WHAT TO WORK ON:
Copy out the material's lines from its first line through the line with "agent-avatar (11, 123, 62, 174)", including both ends.

(Layout region records)

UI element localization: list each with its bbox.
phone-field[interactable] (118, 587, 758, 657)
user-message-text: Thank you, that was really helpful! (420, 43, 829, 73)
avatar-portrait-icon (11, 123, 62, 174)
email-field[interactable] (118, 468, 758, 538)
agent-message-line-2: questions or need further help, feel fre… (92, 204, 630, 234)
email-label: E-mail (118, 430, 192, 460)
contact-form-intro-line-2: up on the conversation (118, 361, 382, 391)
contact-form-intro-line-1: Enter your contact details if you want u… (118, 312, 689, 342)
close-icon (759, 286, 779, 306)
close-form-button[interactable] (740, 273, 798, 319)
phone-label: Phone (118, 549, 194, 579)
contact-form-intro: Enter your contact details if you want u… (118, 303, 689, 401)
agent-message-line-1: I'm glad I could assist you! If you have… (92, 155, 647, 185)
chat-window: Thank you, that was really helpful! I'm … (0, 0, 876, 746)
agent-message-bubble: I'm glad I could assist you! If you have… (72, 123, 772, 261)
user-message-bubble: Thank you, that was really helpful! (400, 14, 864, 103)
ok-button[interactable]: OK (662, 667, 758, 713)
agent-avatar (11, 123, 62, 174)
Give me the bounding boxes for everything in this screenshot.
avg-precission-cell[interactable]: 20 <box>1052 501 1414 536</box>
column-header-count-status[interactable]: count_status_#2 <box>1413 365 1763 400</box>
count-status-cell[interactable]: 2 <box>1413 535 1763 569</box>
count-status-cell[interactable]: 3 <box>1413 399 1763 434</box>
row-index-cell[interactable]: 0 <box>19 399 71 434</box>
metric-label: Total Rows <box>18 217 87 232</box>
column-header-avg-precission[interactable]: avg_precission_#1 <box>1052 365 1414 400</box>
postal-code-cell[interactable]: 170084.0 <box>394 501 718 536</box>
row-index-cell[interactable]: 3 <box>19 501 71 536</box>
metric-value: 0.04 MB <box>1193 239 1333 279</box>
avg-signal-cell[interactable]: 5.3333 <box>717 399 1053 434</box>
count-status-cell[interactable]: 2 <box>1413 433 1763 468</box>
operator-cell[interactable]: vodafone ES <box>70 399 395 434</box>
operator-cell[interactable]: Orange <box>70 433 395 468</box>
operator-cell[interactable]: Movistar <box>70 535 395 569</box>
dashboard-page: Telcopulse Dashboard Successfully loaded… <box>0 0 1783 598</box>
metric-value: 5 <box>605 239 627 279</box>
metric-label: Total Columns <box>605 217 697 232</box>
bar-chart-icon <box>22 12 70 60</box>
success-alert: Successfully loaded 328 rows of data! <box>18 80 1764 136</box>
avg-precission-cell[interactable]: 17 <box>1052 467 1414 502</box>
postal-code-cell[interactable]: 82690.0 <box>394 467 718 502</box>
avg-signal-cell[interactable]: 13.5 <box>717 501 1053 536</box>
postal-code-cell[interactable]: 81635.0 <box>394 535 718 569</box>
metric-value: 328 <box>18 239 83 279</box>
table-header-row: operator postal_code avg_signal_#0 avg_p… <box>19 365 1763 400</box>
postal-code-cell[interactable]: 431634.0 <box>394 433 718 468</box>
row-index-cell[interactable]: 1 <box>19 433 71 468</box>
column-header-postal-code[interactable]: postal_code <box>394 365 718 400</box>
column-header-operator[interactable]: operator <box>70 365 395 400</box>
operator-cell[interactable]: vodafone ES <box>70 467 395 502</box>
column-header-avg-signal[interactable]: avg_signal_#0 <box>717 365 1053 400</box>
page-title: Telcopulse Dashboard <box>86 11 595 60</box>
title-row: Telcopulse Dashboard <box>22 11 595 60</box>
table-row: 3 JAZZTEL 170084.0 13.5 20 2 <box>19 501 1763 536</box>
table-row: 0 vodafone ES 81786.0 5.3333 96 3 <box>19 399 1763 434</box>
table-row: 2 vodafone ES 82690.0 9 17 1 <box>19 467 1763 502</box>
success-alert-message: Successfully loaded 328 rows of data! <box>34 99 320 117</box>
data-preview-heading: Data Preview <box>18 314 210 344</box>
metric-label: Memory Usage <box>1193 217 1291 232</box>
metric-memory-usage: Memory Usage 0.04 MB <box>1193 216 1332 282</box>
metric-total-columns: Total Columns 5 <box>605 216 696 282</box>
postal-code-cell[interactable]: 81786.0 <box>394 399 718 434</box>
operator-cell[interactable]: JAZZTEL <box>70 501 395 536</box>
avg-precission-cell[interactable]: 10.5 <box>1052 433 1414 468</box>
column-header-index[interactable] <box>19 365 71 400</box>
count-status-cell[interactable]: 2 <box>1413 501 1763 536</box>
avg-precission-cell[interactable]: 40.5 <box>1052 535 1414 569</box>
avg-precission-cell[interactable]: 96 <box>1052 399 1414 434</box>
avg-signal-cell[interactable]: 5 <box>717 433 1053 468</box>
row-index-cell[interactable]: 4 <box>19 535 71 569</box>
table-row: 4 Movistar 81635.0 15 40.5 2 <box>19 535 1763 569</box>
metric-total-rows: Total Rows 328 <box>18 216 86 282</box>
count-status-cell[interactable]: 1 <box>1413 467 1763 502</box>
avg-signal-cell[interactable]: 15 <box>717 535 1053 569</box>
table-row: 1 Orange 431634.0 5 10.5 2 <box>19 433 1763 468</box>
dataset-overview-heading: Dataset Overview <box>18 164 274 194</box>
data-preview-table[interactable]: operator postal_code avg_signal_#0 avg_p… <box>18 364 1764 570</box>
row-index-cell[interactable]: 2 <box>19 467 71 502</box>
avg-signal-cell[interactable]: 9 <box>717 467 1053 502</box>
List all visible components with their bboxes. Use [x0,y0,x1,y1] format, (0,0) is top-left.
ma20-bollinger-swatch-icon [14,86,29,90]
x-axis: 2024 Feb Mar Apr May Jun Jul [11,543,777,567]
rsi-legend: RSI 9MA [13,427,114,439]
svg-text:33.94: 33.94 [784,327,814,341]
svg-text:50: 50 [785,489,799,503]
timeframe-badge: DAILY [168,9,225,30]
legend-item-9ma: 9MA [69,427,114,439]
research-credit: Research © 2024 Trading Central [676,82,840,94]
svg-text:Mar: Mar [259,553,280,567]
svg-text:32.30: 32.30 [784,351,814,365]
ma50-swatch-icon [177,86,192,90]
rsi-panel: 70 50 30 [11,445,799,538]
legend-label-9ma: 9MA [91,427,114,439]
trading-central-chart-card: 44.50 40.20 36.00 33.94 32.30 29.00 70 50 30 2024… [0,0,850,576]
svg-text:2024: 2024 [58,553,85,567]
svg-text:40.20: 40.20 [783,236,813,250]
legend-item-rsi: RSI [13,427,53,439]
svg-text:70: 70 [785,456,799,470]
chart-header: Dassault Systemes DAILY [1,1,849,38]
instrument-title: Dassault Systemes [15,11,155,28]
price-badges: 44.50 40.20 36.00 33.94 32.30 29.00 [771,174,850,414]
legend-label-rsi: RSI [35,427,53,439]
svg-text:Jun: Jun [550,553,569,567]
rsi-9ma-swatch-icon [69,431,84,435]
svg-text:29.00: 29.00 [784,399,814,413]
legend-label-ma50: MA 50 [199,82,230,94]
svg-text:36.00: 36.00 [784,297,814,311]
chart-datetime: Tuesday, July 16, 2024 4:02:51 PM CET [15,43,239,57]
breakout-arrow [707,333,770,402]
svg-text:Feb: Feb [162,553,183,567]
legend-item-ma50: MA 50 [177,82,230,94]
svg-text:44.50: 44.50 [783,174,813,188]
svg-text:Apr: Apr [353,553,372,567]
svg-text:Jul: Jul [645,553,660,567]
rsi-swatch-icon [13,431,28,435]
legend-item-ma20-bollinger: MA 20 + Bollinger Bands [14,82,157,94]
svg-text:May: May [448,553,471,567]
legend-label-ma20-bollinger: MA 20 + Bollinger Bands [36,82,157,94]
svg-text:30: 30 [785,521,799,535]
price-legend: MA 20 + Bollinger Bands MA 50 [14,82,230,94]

EXERCISE RESPONSE:
UI element localization: list each with its bbox.
phone-field[interactable] (118, 587, 758, 657)
user-message-text: Thank you, that was really helpful! (420, 43, 829, 73)
avatar-portrait-icon (11, 123, 62, 174)
email-field[interactable] (118, 468, 758, 538)
agent-message-line-2: questions or need further help, feel fre… (92, 204, 630, 234)
email-label: E-mail (118, 430, 192, 460)
contact-form-intro-line-2: up on the conversation (118, 361, 382, 391)
contact-form-intro-line-1: Enter your contact details if you want u… (118, 312, 689, 342)
close-icon (759, 286, 779, 306)
close-form-button[interactable] (740, 273, 798, 319)
phone-label: Phone (118, 549, 194, 579)
contact-form-intro: Enter your contact details if you want u… (118, 303, 689, 401)
agent-message-line-1: I'm glad I could assist you! If you have… (92, 155, 647, 185)
chat-window: Thank you, that was really helpful! I'm … (0, 0, 876, 746)
agent-message-bubble: I'm glad I could assist you! If you have… (72, 123, 772, 261)
user-message-bubble: Thank you, that was really helpful! (400, 14, 864, 103)
ok-button[interactable]: OK (662, 667, 758, 713)
agent-avatar (11, 123, 62, 174)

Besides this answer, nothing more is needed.